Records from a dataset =
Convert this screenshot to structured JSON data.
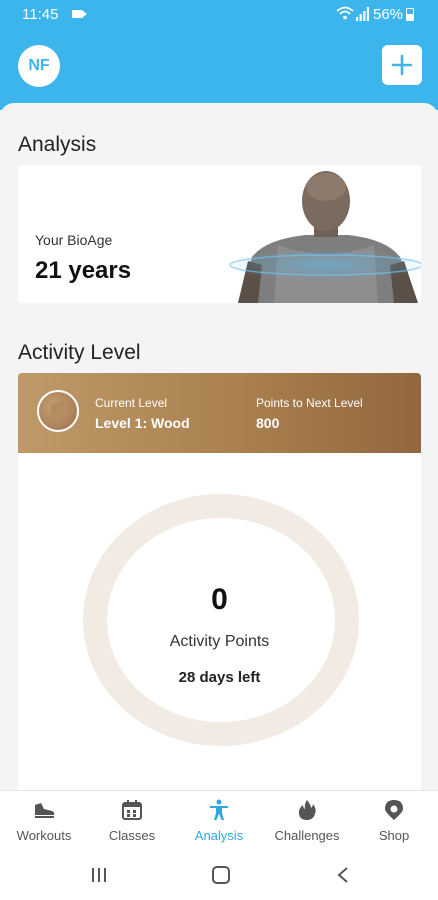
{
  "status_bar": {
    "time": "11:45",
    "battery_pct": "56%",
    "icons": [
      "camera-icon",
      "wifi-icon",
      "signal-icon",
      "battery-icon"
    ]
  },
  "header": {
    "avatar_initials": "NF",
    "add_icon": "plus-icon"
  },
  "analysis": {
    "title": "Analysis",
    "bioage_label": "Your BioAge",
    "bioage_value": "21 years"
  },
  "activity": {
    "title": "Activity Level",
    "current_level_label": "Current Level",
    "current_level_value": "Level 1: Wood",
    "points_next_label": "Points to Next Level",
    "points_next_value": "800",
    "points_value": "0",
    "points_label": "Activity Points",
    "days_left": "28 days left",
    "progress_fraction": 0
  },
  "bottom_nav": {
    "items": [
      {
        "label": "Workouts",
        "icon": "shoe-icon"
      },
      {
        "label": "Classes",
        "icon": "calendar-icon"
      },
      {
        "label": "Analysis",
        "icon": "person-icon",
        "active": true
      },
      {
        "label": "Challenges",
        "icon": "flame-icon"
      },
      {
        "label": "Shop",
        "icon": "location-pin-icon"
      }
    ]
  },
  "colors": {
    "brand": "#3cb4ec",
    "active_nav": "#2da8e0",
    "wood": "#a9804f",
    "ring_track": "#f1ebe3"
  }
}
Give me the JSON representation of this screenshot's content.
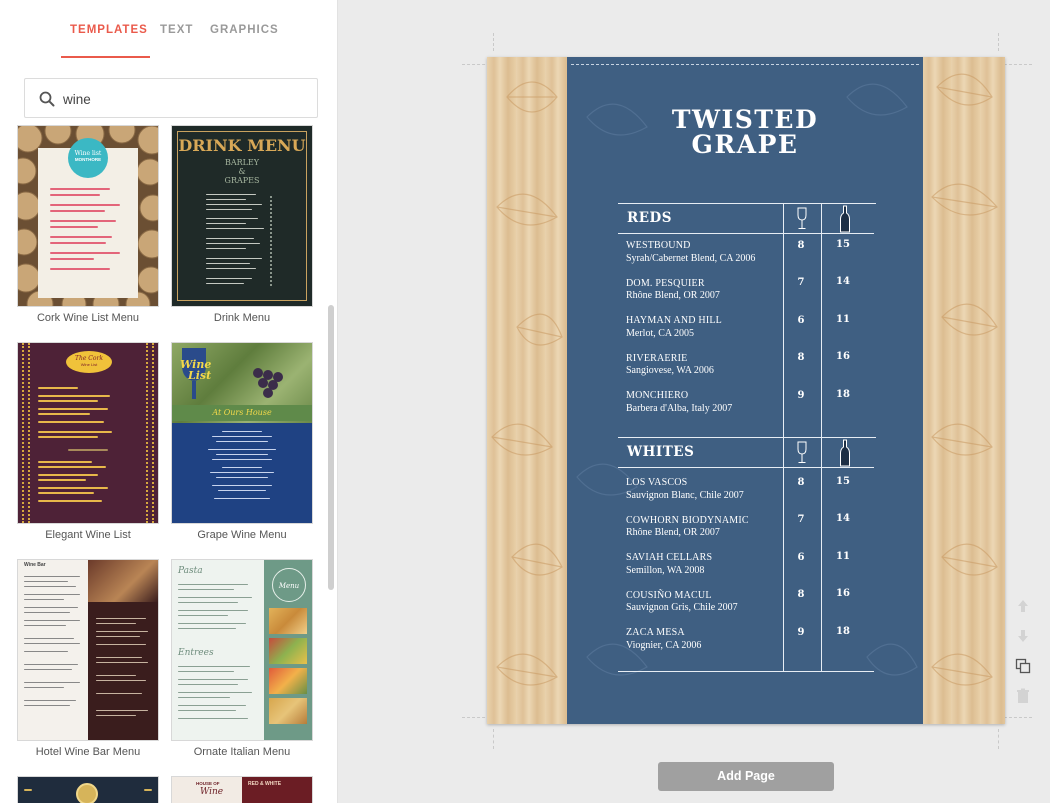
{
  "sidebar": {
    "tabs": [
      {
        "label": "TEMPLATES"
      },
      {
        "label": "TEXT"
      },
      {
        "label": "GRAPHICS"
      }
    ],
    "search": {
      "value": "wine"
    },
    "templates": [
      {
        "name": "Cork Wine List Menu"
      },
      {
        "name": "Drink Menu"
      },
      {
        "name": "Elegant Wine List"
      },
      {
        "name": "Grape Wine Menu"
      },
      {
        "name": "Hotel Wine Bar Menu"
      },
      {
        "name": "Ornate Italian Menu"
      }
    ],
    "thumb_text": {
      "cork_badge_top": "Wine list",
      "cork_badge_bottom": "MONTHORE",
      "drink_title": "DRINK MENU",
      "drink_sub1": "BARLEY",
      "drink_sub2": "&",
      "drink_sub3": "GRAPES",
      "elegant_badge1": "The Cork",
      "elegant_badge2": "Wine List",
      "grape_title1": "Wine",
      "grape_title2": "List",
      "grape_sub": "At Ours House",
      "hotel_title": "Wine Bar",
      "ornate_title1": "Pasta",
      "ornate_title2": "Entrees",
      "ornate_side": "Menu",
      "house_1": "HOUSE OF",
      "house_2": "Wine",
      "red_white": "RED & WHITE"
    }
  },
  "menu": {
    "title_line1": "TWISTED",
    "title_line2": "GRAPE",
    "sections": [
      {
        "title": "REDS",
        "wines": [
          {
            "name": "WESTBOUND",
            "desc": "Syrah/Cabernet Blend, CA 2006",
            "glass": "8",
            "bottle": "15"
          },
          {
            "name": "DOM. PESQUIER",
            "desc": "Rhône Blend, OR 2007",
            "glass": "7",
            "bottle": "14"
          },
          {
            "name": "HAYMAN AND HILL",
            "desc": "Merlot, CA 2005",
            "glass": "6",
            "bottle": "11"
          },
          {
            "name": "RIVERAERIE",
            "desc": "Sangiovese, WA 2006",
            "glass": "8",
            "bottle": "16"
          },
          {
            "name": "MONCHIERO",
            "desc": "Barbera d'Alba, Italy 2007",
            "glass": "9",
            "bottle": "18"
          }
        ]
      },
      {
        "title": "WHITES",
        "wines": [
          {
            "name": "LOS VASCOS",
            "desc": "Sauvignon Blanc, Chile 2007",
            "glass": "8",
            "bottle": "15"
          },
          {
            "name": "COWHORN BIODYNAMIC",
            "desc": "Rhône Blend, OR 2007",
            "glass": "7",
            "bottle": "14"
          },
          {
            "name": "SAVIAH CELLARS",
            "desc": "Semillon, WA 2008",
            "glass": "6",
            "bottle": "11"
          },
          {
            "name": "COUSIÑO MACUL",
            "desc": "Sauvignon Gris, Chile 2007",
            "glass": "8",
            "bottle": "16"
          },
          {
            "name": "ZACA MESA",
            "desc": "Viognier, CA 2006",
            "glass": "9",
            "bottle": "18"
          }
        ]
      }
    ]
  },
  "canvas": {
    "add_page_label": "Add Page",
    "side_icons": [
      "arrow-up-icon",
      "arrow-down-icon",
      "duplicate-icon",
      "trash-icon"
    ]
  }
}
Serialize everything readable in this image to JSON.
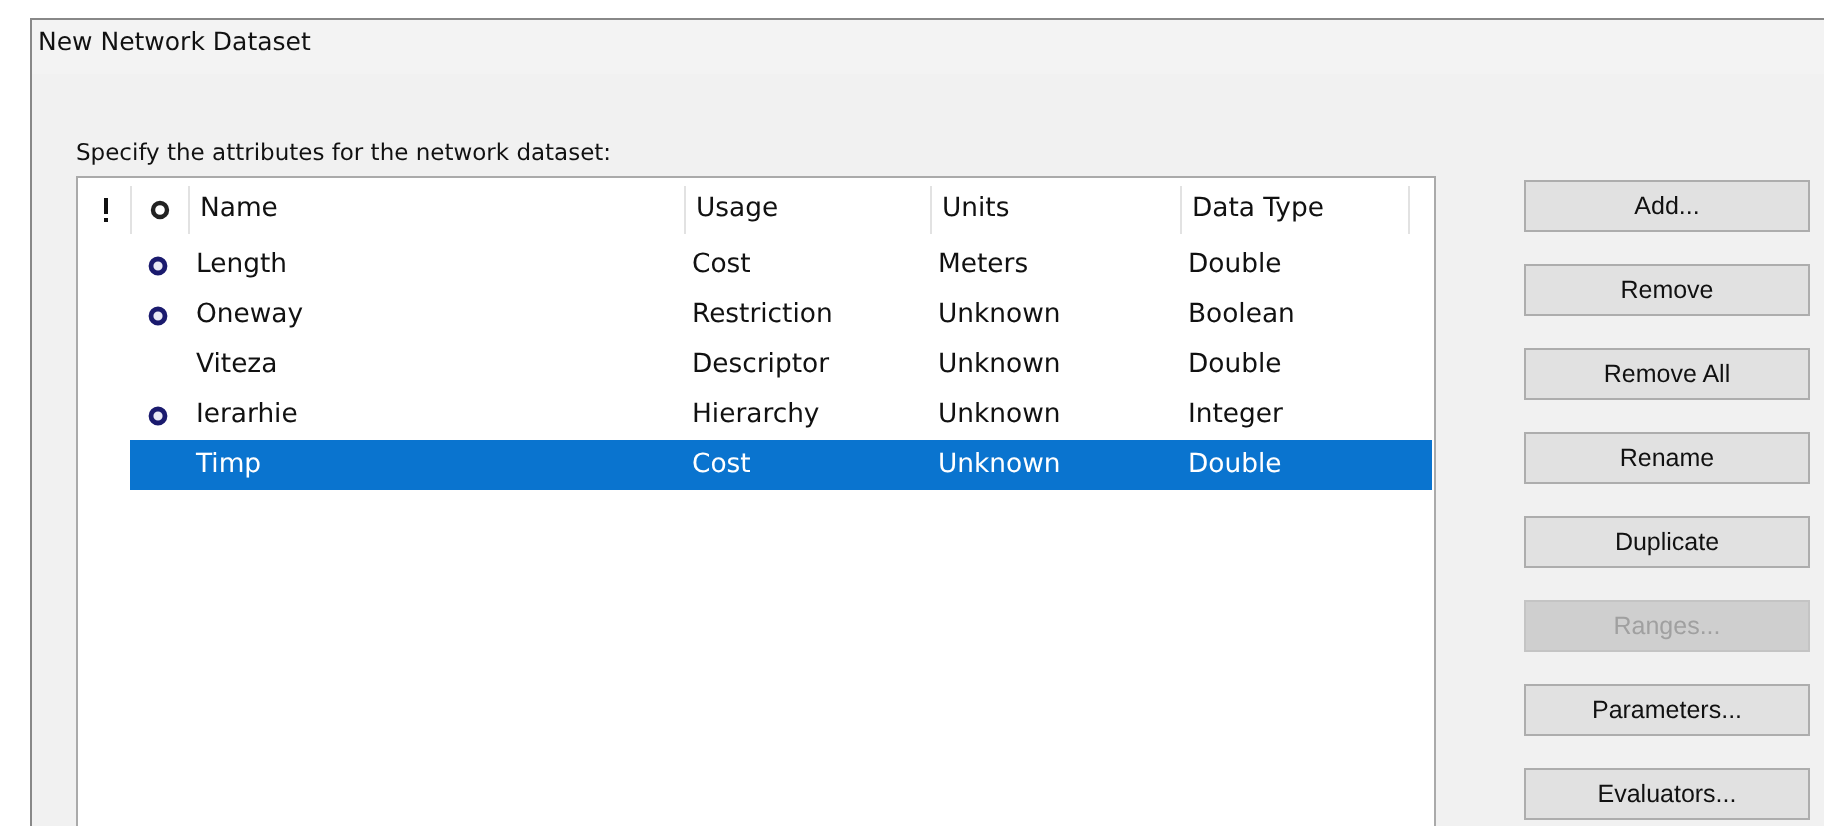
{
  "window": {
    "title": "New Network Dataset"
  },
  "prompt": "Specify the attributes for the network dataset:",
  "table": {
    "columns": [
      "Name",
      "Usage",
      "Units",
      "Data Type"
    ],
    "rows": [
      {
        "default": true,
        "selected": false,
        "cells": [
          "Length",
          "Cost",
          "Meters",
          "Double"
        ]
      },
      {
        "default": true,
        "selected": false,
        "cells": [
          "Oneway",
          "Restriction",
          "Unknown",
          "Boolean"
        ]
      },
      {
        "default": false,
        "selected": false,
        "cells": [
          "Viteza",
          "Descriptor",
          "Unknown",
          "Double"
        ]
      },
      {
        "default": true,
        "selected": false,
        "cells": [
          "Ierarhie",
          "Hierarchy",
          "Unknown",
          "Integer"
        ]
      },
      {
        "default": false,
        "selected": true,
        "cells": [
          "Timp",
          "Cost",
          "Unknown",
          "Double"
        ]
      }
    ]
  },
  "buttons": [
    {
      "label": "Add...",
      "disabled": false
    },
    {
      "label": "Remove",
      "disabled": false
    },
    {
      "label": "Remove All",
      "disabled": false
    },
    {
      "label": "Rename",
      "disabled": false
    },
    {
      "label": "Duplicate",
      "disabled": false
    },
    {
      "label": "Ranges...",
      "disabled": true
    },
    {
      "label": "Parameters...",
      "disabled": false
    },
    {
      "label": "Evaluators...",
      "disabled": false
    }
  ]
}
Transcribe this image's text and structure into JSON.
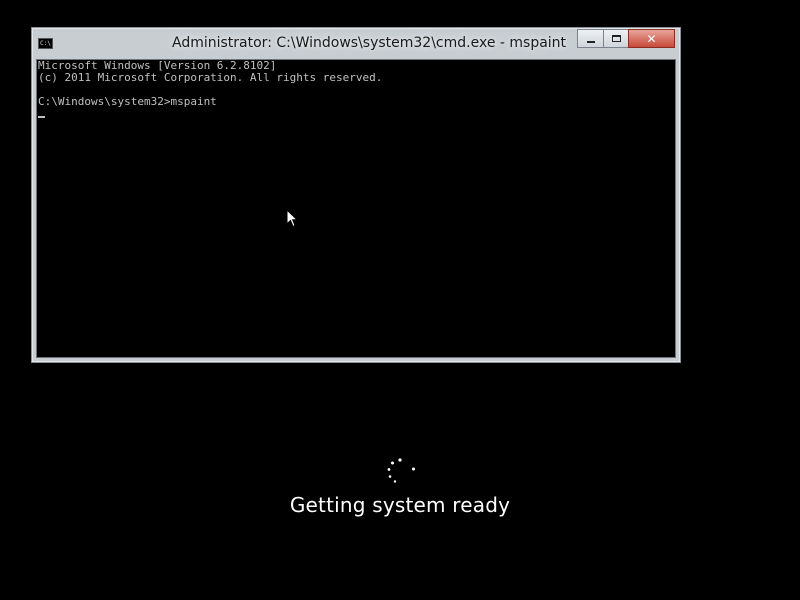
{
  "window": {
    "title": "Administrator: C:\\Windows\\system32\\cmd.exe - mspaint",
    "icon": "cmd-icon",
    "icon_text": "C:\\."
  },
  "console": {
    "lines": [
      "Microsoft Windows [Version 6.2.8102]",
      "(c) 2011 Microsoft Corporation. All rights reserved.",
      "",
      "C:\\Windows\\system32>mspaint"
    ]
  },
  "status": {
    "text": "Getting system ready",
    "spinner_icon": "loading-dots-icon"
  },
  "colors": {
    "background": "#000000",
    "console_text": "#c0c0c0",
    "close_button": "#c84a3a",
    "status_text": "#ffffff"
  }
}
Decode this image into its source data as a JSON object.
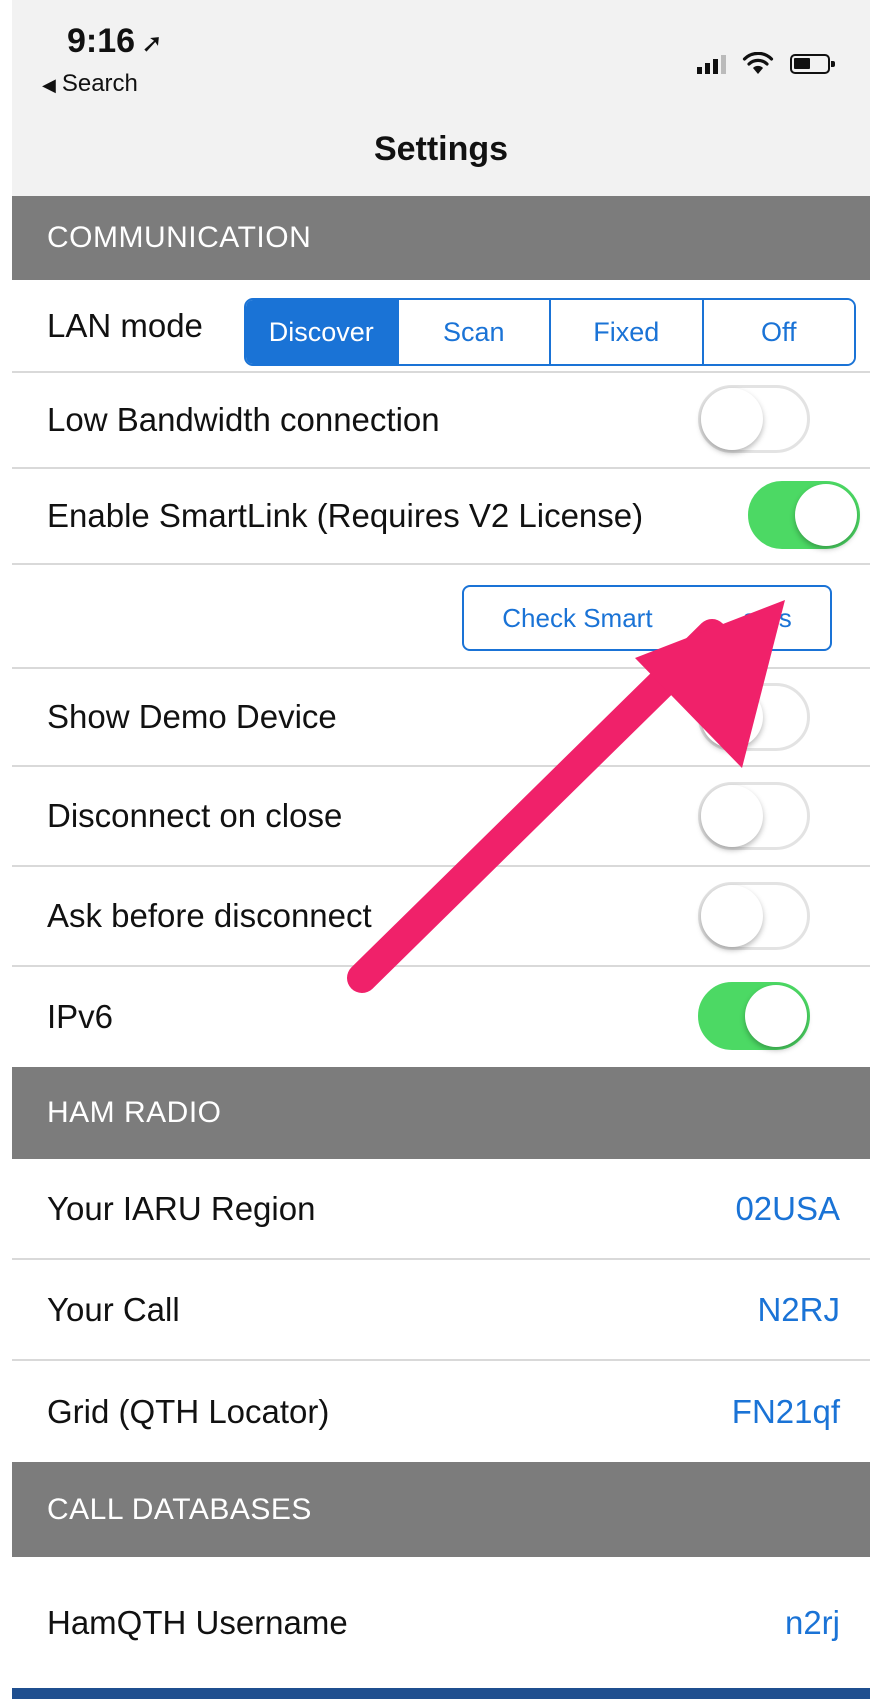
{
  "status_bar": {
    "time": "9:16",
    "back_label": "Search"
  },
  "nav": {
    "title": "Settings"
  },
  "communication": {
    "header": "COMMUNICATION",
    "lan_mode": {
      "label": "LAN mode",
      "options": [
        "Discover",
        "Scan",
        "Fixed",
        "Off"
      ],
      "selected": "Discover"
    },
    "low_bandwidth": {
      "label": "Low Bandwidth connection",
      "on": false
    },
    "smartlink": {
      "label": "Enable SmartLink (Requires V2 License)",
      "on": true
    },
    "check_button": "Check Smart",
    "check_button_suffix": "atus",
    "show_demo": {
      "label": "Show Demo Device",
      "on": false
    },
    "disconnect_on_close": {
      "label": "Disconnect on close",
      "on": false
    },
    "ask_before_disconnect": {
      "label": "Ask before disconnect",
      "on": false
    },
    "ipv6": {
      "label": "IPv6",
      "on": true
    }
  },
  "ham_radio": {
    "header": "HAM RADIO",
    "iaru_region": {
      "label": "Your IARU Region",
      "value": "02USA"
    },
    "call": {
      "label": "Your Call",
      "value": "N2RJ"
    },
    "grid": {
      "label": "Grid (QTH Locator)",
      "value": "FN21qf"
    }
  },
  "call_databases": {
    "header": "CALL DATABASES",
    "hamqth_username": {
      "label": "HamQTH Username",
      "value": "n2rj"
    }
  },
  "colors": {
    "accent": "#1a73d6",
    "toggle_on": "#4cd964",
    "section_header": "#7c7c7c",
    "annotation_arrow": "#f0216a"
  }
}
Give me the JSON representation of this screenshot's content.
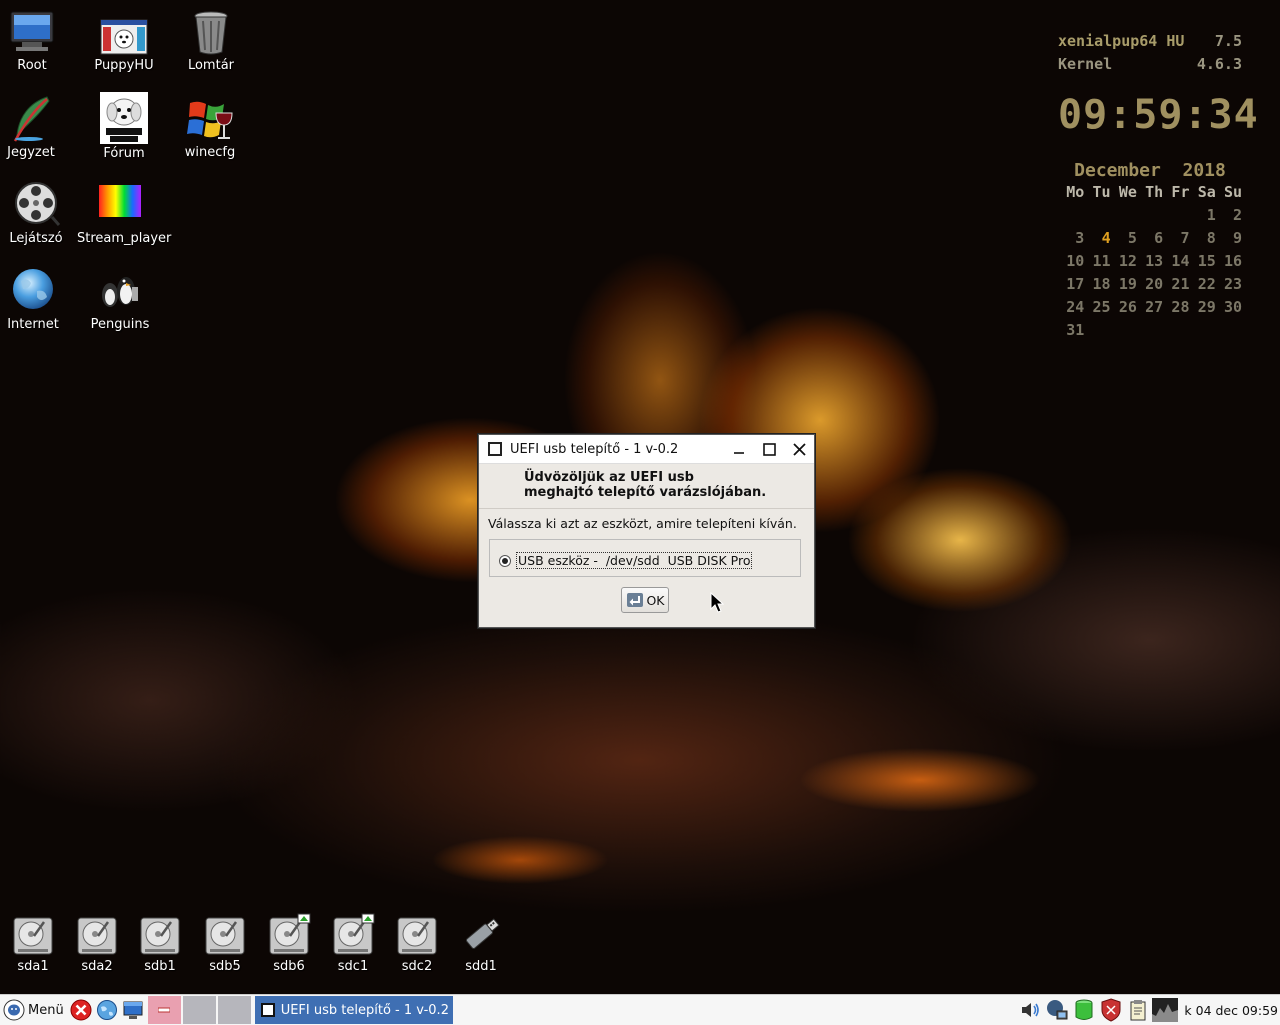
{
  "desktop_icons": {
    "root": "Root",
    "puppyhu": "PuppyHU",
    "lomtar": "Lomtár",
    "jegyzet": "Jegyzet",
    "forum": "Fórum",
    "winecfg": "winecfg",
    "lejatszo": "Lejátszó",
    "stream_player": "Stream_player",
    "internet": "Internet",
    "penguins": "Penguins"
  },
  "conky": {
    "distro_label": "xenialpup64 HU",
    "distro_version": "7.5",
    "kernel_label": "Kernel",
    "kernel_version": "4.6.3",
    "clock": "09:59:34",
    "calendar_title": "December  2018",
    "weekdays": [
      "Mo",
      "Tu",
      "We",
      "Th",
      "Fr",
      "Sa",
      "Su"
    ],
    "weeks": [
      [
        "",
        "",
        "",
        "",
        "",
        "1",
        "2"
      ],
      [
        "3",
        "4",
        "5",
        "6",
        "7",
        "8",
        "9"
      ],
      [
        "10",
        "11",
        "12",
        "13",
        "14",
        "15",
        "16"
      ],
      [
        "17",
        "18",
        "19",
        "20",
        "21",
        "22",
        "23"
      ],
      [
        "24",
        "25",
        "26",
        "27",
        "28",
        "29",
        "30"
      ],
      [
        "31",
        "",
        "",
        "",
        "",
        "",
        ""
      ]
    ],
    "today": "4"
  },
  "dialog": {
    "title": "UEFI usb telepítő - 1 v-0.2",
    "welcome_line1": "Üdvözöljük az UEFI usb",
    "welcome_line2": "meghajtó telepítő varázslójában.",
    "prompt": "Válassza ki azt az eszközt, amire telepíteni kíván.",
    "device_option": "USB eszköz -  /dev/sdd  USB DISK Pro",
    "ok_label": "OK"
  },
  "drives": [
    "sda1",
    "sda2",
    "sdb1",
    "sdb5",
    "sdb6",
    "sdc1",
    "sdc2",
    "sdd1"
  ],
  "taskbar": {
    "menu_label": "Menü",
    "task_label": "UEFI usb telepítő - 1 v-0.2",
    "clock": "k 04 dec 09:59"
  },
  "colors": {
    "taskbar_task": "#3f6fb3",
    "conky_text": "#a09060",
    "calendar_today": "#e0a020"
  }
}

Exercise =
Filter the records above for lines containing the word "Microsoft", and copy those lines.

Exercise solution =
      "Microsoft Windows [Version 6.2.8102]",
      "(c) 2011 Microsoft Corporation. All rights reserved.",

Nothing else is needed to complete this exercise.